> _Görev 1_
Belge metnine göre ülke hangi anayasa ile Demokratik Laik ve Sosyal Hukuk Devleti haline geldi?
> _Görev 2_
Belge metnini, son cümlesinden sonra gelecek biçimde sürdürün.

> _Belge metni_
----------

İmamoğlu’nun barışçı kucaklaması...

Türkiye 17 yıldır bir ayrıştırma, bir kamplaştırma, bir düşmanlaştırma stratejisi ile boğuşuyor: Atatürk ve arkadaşlarının kurduğu Bağımsız Türkiye Cumhuriyeti, 1961 Anayasası...

Türkiye 17 yıldır bir ayrıştırma, bir kamplaştırma, bir düşmanlaştırma stratejisi ile boğuşuyor:
Atatürk ve arkadaşlarının kurduğu Bağımsız Türkiye Cumhuriyeti, 1961 Anayasası ile Demokratik Laik ve Sosyal Hukuk Devleti haline gelen ülke, bu ayrıştırma, kamplaştırma, düşmanlaştırma stratejisi ile iki düşman kampa bölünerek iki düşman kültüre göre yeniden biçimlendirilmeye, (isterseniz “dizayn edilmeye” diyebilirsiniz) başladı.

----------

(Bir veri kümesinden öğeler)

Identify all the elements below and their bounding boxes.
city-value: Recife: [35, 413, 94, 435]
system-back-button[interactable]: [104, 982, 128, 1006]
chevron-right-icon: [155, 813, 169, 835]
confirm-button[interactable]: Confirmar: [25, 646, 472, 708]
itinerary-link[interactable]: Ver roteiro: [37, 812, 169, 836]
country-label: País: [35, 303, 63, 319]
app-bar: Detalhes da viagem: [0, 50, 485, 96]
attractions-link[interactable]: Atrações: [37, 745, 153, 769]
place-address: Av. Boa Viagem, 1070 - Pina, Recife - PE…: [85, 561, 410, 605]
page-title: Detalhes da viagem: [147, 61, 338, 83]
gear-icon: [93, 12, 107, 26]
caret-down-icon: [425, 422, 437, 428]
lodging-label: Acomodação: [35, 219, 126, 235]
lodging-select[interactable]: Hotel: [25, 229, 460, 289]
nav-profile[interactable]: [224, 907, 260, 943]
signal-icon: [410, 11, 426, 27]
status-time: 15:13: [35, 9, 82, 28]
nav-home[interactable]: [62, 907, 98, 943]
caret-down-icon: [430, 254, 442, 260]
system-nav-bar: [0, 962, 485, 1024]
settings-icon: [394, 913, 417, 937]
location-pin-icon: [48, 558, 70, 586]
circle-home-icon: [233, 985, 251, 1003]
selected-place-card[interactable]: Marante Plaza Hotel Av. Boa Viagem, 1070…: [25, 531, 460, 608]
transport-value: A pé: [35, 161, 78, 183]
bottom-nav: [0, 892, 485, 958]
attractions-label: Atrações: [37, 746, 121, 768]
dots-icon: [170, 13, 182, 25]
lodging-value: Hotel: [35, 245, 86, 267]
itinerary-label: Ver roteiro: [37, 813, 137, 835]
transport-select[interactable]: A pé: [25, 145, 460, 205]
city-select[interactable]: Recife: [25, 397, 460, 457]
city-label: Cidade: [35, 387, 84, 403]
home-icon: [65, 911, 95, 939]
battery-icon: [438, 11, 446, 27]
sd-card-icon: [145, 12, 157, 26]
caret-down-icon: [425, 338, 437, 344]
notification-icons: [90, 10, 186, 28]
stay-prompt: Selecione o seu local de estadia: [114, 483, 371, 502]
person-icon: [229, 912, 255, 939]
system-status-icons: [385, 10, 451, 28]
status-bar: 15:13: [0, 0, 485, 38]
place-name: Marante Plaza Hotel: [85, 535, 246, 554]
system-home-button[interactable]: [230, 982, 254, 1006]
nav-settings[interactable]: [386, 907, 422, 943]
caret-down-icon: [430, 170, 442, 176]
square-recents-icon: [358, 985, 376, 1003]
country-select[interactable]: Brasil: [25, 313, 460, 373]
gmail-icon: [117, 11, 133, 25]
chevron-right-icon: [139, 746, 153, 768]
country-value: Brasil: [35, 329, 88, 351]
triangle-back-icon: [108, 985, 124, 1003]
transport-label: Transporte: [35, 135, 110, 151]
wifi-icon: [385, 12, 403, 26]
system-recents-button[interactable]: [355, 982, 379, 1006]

----------

> _Yazılı yanıt 1_
1961 Anayasası ile.

> _Yazılı yanıt 2_
Bugün gelinen noktada Türkiye “iktidardan yana olanlar” ve “muhalifler” olarak iki kampa bölündü.
Eğer iktidar kampında değilseniz, hainlikten, bölücülükten, terör destekçiliğine kadar her türlü suçlamaya hazır olmalısınız.
Yok eğer iktidar kampındaysanız, ne olursanız olun, makbulsünüz, güven ve refah içinde yaşamınızı sürdürebilirsiniz.

***

Zaman içinde bu kamplaşma stratejisinin müttefikleri ve politikaları da sürekli olarak değişti:
ABD ve AB kimi zaman dost, kimi zaman düşman ilan edildi. “Kanka Esad” “Hain Esed” oldu.
Fethullah Gülen Cemaati” önceleri “aynı yolda yürünen” saygın bir müttefik iken, sonra “Fethullah Gülen Terör Örgütü, Paralel Devlet Yapılanması”, FETÖ oldu.
PKK terör örgütü bile, bir ara kendisiyle müzakere edilen bir siyasal kimlik olarak kabul edildi ama sonra HDP gibi yasal meşru bir parti bile terörist ilan edildi.
Bir süre “Milliyetçilik ayaklar altına alındı”, sonra MHP iktidar ortağı yapıldı. Kendilerine “liberal” diyen “aymaz solcular” bir dönem baş tacı edildiler, sonra dışlandılar, bazıları hapse bile atıldı.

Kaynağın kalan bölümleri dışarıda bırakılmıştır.